### Required work
Give the data below again exactly as it stands. Omit the pictures.

### Exercise input

------------------------------------------------------------

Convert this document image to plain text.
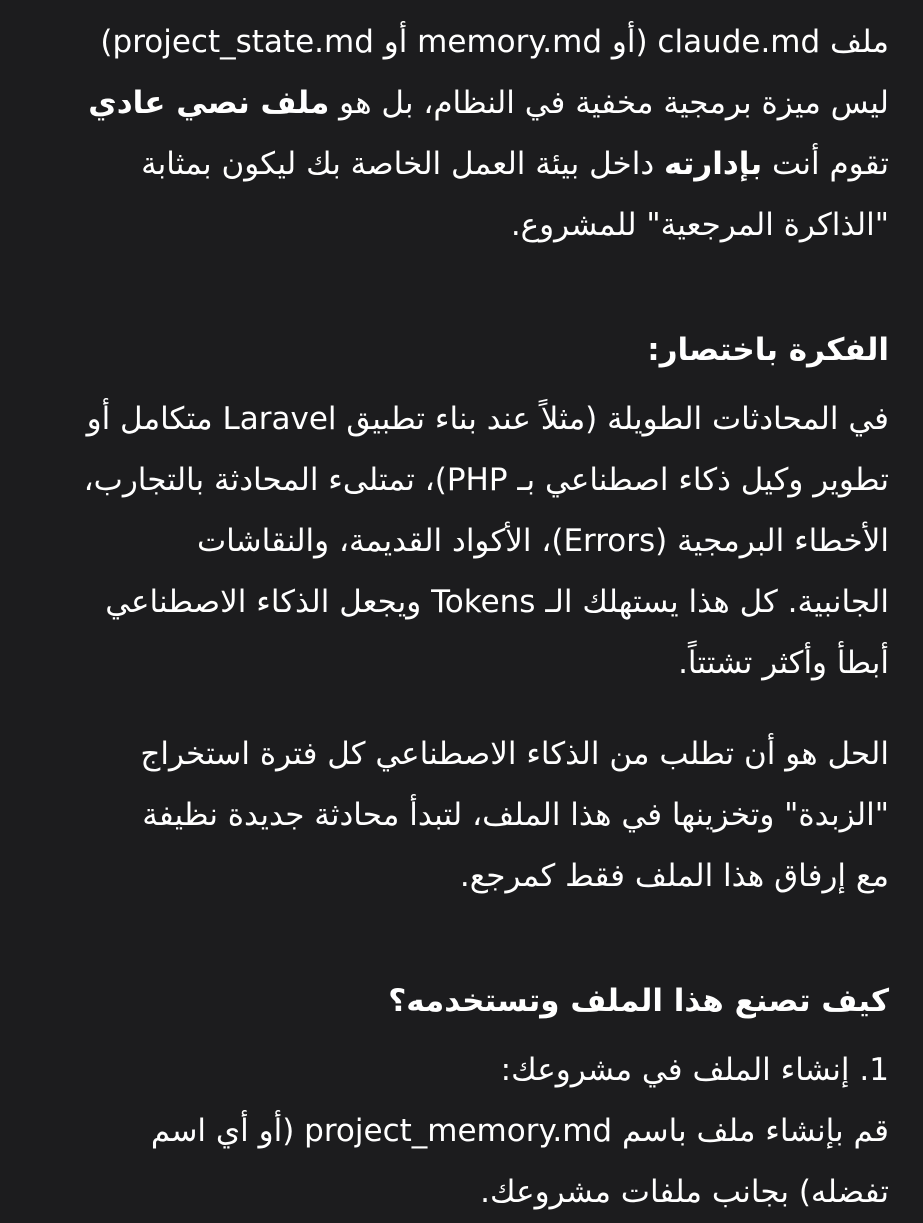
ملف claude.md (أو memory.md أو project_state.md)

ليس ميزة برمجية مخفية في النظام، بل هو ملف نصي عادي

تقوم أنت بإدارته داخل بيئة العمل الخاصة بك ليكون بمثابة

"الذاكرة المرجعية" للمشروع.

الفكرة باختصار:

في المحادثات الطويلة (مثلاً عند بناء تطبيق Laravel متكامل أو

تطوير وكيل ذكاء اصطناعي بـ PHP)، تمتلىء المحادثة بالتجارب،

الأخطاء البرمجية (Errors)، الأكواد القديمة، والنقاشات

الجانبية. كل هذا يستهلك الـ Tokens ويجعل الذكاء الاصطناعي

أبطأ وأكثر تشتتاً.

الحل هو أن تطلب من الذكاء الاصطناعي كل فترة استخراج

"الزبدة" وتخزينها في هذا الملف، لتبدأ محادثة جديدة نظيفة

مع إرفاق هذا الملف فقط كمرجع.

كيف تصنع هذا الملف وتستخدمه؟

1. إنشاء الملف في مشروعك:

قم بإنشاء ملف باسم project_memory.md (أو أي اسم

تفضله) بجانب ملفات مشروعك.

------------------------------------------------------------

### Exercise answer
Convert this document image to plain text.
ملف claude.md (أو memory.md أو project_state.md)

ليس ميزة برمجية مخفية في النظام، بل هو ملف نصي عادي

تقوم أنت بإدارته داخل بيئة العمل الخاصة بك ليكون بمثابة

"الذاكرة المرجعية" للمشروع.

الفكرة باختصار:

في المحادثات الطويلة (مثلاً عند بناء تطبيق Laravel متكامل أو

تطوير وكيل ذكاء اصطناعي بـ PHP)، تمتلىء المحادثة بالتجارب،

الأخطاء البرمجية (Errors)، الأكواد القديمة، والنقاشات

الجانبية. كل هذا يستهلك الـ Tokens ويجعل الذكاء الاصطناعي

أبطأ وأكثر تشتتاً.

الحل هو أن تطلب من الذكاء الاصطناعي كل فترة استخراج

"الزبدة" وتخزينها في هذا الملف، لتبدأ محادثة جديدة نظيفة

مع إرفاق هذا الملف فقط كمرجع.

كيف تصنع هذا الملف وتستخدمه؟

1. إنشاء الملف في مشروعك:

قم بإنشاء ملف باسم project_memory.md (أو أي اسم

تفضله) بجانب ملفات مشروعك.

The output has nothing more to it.